The exercise:
Write out every line below that includes the word "text".

[Begin Input material]

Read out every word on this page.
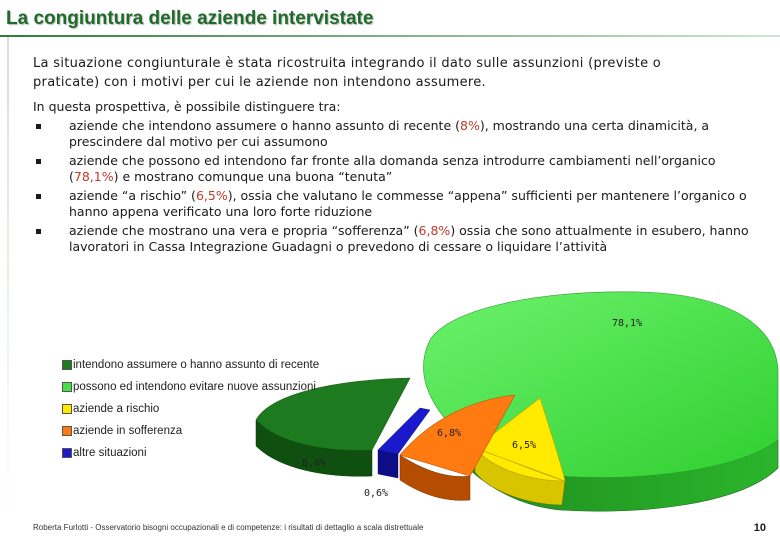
La congiuntura delle aziende intervistate
La situazione congiunturale è stata ricostruita integrando il dato sulle assunzioni (previste o praticate) con i motivi per cui le aziende non intendono assumere.
In questa prospettiva, è possibile distinguere tra:
aziende che intendono assumere o hanno assunto di recente (8%), mostrando una certa dinamicità, a prescindere dal motivo per cui assumono
aziende che possono ed intendono far fronte alla domanda senza introdurre cambiamenti nell’organico (78,1%) e mostrano comunque una buona “tenuta”
aziende “a rischio” (6,5%), ossia che valutano le commesse “appena” sufficienti per mantenere l’organico o hanno appena verificato una loro forte riduzione
aziende che mostrano una vera e propria “sofferenza” (6,8%) ossia che sono attualmente in esubero, hanno lavoratori in Cassa Integrazione Guadagni o prevedono di cessare o liquidare l’attività
intendono assumere o hanno assunto di recente
possono ed intendono evitare nuove assunzioni
aziende a rischio
aziende in sofferenza
altre situazioni
78,1%
6,8%
6,5%
8,0%
0,6%
Roberta Furlotti - Osservatorio bisogni occupazionali e di competenze: i risultati di dettaglio a scala distrettuale	10
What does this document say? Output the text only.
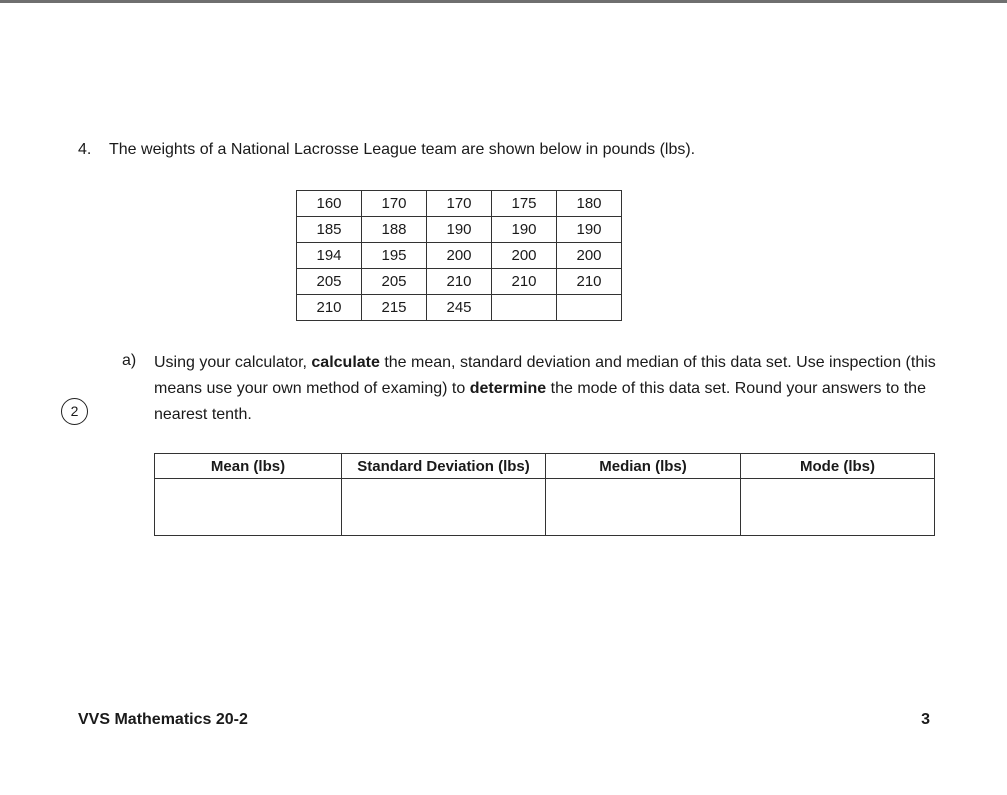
4. The weights of a National Lacrosse League team are shown below in pounds (lbs).
160	170	170	175	180
185	188	190	190	190
194	195	200	200	200
205	205	210	210	210
210	215	245		
a) Using your calculator, calculate the mean, standard deviation and median of this data set. Use inspection (this means use your own method of examing) to determine the mode of this data set. Round your answers to the nearest tenth.
2
Mean (lbs)	Standard Deviation (lbs)	Median (lbs)	Mode (lbs)

VVS Mathematics 20-2	3
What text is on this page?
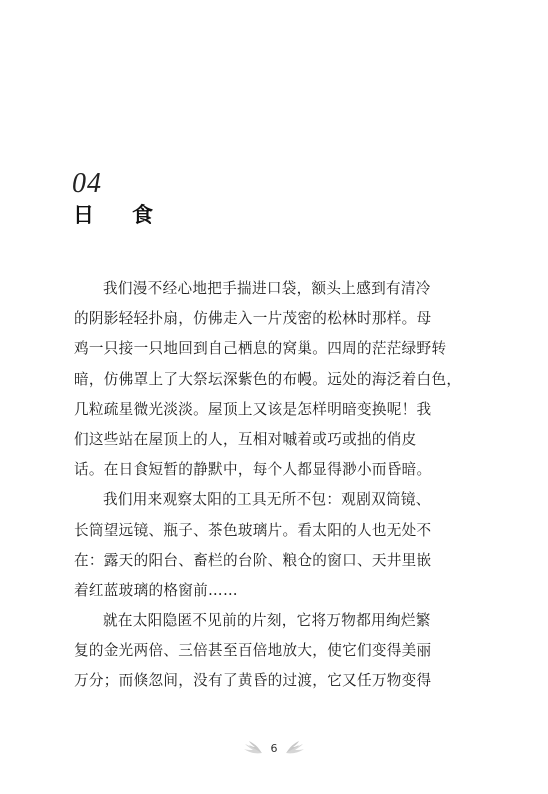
04
日食
我们漫不经心地把手揣进口袋，额头上感到有清冷
的阴影轻轻扑扇，仿佛走入一片茂密的松林时那样。母
鸡一只接一只地回到自己栖息的窝巢。四周的茫茫绿野转
暗，仿佛罩上了大祭坛深紫色的布幔。远处的海泛着白色，
几粒疏星微光淡淡。屋顶上又该是怎样明暗变换呢！我
们这些站在屋顶上的人，互相对嘁着或巧或拙的俏皮
话。在日食短暂的静默中，每个人都显得渺小而昏暗。
我们用来观察太阳的工具无所不包：观剧双筒镜、
长筒望远镜、瓶子、茶色玻璃片。看太阳的人也无处不
在：露天的阳台、畜栏的台阶、粮仓的窗口、天井里嵌
着红蓝玻璃的格窗前……
就在太阳隐匿不见前的片刻，它将万物都用绚烂繁
复的金光两倍、三倍甚至百倍地放大，使它们变得美丽
万分；而倏忽间，没有了黄昏的过渡，它又任万物变得
6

[End Input material]

Answer to this problem:
What does this document say? Output the text only.
What text is on this page?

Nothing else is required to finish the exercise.